* [Data entries]:
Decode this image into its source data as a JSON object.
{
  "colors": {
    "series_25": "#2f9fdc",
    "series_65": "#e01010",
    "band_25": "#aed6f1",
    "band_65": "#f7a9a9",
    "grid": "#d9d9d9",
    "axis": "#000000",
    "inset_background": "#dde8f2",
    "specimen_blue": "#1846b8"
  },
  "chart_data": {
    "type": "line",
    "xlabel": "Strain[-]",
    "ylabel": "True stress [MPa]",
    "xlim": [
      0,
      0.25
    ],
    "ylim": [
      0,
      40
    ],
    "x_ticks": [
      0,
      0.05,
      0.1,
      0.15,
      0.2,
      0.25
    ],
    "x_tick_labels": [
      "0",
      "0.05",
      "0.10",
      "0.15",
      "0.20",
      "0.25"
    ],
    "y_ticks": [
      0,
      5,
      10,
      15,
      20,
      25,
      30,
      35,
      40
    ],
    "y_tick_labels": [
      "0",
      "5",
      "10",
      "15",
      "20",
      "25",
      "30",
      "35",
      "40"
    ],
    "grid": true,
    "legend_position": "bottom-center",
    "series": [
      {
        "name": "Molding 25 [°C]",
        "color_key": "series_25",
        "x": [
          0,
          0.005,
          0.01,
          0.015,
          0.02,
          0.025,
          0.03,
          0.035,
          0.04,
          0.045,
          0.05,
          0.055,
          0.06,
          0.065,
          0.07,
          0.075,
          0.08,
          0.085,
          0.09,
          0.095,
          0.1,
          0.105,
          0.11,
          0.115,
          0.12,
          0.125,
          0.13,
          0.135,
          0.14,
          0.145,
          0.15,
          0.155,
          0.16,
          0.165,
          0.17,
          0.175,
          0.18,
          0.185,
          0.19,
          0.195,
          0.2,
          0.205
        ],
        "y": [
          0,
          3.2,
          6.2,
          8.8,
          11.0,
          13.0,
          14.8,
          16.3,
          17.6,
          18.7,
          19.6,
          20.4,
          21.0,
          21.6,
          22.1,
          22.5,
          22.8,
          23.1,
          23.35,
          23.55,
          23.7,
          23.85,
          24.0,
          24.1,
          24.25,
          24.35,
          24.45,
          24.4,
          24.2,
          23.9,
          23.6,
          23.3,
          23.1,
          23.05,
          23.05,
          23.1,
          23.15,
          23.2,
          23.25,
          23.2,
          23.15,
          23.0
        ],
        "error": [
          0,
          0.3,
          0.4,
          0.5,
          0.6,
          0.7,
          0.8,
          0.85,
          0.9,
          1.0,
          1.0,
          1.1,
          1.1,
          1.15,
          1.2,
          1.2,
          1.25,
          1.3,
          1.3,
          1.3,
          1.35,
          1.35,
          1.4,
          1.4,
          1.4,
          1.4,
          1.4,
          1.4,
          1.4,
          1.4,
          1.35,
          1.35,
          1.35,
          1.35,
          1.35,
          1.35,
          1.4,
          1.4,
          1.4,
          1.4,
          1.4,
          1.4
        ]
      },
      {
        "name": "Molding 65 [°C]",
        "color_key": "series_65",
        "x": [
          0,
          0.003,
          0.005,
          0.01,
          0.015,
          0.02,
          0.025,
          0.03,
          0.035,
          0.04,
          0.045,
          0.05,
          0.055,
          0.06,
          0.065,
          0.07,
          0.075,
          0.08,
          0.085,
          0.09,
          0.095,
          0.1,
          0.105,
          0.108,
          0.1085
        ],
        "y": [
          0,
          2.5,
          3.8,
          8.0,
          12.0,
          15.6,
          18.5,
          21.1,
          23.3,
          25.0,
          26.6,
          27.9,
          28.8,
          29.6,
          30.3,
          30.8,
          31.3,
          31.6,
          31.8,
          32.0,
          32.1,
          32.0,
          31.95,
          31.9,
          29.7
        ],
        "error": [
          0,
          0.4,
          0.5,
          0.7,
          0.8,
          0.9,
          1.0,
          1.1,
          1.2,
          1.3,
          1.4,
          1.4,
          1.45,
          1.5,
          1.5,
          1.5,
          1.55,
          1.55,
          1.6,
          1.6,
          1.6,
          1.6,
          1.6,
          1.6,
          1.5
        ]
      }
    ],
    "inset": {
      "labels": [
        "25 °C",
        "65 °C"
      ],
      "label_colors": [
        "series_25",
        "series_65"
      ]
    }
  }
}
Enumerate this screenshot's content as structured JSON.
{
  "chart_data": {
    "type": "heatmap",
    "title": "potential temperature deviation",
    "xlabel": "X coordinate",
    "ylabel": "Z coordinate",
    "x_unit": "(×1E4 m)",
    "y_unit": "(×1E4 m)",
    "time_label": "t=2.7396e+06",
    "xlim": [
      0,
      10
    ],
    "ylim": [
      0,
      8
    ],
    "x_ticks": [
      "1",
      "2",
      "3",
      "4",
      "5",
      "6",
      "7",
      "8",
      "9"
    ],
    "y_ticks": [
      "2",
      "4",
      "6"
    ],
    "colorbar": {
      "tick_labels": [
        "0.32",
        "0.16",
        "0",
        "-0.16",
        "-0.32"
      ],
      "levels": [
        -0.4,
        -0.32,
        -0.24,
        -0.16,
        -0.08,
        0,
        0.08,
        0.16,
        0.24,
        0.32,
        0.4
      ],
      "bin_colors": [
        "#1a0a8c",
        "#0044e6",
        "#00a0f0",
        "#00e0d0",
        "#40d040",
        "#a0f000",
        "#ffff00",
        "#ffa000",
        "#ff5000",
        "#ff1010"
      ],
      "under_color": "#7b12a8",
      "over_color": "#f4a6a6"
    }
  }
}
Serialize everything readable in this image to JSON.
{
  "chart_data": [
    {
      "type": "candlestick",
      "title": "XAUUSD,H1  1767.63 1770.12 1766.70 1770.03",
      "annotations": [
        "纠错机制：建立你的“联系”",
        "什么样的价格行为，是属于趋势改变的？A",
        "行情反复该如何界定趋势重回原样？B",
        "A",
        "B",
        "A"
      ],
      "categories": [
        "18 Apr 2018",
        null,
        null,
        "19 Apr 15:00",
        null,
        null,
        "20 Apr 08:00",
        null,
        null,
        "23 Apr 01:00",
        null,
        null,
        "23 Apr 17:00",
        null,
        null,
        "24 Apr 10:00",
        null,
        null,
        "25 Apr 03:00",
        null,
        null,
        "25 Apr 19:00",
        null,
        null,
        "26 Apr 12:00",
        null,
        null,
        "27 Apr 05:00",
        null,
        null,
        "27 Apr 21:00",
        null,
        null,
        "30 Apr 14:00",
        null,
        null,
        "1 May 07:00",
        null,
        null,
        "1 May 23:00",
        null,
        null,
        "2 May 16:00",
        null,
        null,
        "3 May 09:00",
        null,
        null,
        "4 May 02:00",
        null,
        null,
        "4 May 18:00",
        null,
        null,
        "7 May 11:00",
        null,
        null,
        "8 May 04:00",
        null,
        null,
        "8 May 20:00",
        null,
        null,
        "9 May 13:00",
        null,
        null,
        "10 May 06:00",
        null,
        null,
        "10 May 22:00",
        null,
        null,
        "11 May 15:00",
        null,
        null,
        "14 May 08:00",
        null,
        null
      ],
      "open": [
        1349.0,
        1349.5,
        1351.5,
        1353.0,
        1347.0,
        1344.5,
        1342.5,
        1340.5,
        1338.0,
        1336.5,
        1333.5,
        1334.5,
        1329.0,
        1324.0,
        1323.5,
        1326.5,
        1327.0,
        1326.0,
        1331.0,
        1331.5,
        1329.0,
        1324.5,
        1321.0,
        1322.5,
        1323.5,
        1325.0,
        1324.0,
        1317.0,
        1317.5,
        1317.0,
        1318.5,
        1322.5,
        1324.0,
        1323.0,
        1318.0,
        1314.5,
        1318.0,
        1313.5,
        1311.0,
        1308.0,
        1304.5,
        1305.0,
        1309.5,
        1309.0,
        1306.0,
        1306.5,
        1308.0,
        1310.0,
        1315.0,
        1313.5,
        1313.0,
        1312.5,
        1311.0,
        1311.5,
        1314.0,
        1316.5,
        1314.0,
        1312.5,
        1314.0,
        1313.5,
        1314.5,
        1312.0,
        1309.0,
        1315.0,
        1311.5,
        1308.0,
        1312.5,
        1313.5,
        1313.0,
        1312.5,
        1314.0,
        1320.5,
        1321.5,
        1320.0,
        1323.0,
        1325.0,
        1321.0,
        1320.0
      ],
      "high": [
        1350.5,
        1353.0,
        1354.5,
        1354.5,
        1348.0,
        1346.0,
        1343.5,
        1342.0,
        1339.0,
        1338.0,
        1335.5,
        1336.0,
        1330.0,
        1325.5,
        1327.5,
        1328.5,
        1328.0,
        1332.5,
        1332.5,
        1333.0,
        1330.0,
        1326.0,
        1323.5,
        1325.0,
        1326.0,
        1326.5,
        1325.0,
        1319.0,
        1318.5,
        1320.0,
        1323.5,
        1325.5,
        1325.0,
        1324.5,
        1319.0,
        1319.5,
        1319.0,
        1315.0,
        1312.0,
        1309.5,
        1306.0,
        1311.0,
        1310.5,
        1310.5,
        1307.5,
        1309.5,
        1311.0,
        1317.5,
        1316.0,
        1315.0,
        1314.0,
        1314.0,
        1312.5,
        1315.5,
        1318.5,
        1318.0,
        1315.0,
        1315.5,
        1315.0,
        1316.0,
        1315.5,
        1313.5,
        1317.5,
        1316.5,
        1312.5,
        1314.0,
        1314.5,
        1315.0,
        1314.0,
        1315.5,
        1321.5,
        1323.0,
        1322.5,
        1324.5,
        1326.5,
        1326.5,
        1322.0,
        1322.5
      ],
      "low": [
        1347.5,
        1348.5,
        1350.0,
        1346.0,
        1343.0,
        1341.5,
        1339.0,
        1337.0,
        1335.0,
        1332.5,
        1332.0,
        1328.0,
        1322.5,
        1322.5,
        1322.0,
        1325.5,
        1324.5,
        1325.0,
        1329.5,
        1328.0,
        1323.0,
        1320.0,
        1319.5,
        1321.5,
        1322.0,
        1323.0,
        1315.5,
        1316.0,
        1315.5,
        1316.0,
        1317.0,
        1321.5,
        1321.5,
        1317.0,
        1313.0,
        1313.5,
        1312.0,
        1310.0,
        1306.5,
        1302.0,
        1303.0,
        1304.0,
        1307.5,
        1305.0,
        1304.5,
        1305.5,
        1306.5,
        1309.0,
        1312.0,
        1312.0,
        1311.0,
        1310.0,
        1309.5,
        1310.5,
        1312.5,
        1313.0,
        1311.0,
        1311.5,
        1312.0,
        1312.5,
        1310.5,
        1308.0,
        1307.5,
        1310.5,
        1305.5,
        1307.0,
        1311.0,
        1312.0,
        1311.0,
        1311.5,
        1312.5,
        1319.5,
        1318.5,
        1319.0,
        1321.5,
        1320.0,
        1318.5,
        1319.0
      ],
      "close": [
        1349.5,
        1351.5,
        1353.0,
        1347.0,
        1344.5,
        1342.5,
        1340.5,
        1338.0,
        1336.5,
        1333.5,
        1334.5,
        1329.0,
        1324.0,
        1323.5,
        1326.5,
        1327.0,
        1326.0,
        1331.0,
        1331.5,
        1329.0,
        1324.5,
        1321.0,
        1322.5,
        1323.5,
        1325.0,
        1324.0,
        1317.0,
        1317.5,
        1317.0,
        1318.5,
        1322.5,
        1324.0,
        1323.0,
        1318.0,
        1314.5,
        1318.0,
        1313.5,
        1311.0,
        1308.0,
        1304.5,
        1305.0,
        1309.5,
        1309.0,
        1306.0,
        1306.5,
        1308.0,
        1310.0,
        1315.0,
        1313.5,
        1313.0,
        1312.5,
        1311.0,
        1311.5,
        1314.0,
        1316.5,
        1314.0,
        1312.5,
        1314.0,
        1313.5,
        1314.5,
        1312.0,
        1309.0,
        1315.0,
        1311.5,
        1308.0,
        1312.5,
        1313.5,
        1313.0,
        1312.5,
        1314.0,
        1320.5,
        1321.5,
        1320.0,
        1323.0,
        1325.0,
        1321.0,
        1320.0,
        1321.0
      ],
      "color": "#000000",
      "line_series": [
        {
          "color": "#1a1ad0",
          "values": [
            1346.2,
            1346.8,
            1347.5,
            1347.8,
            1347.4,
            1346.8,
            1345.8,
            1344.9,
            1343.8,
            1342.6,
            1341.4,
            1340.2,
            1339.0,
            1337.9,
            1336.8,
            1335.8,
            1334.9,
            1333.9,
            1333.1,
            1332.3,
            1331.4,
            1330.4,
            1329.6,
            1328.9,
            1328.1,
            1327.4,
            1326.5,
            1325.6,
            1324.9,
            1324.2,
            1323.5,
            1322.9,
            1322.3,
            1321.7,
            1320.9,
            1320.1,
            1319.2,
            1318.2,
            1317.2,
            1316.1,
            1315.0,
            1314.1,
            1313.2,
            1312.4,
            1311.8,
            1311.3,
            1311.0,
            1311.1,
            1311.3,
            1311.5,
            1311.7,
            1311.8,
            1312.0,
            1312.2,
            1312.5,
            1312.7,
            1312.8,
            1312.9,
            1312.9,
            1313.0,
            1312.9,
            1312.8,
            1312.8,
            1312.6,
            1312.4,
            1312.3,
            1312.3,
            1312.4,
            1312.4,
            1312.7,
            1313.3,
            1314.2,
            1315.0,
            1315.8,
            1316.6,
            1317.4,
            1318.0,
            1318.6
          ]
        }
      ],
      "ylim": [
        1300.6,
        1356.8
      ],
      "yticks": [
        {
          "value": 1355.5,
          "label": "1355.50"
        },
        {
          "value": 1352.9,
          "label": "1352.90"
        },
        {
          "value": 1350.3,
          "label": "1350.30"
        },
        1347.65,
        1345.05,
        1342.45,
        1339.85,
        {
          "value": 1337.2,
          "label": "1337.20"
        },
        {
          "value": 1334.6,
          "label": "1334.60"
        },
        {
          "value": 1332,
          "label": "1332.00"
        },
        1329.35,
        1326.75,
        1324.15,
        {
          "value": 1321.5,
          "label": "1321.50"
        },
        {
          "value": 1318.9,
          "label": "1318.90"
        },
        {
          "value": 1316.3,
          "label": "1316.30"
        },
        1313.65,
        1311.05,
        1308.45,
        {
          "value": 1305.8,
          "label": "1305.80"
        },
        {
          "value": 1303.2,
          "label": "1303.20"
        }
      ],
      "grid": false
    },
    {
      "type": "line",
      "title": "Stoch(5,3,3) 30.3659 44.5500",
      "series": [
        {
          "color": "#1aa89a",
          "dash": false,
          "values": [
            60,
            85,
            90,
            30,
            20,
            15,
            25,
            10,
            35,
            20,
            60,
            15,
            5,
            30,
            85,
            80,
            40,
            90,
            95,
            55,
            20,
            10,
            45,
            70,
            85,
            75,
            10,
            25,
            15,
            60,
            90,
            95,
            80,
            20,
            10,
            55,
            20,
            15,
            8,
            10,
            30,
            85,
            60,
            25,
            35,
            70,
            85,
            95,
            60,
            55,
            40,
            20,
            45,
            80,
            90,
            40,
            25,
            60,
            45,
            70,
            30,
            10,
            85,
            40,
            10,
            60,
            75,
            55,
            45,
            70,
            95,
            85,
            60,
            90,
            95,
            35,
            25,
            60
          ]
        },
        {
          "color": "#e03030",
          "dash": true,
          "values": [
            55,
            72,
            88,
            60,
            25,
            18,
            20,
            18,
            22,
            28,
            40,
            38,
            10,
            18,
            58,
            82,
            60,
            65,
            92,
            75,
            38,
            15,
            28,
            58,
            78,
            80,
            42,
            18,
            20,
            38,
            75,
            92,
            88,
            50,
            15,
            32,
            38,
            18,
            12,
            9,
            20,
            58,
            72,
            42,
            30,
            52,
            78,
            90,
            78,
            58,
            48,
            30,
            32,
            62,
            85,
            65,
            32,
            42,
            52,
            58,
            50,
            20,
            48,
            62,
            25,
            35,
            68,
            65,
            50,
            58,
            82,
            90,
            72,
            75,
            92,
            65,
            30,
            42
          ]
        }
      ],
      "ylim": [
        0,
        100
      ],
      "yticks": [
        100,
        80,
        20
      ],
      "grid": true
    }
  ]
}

* [Task description]: Only lines with "type" are wanted here; list each of them.

* [Result of this task]:
    "type": "line",
    "type": "heatmap",
      "type": "candlestick",
      "type": "line",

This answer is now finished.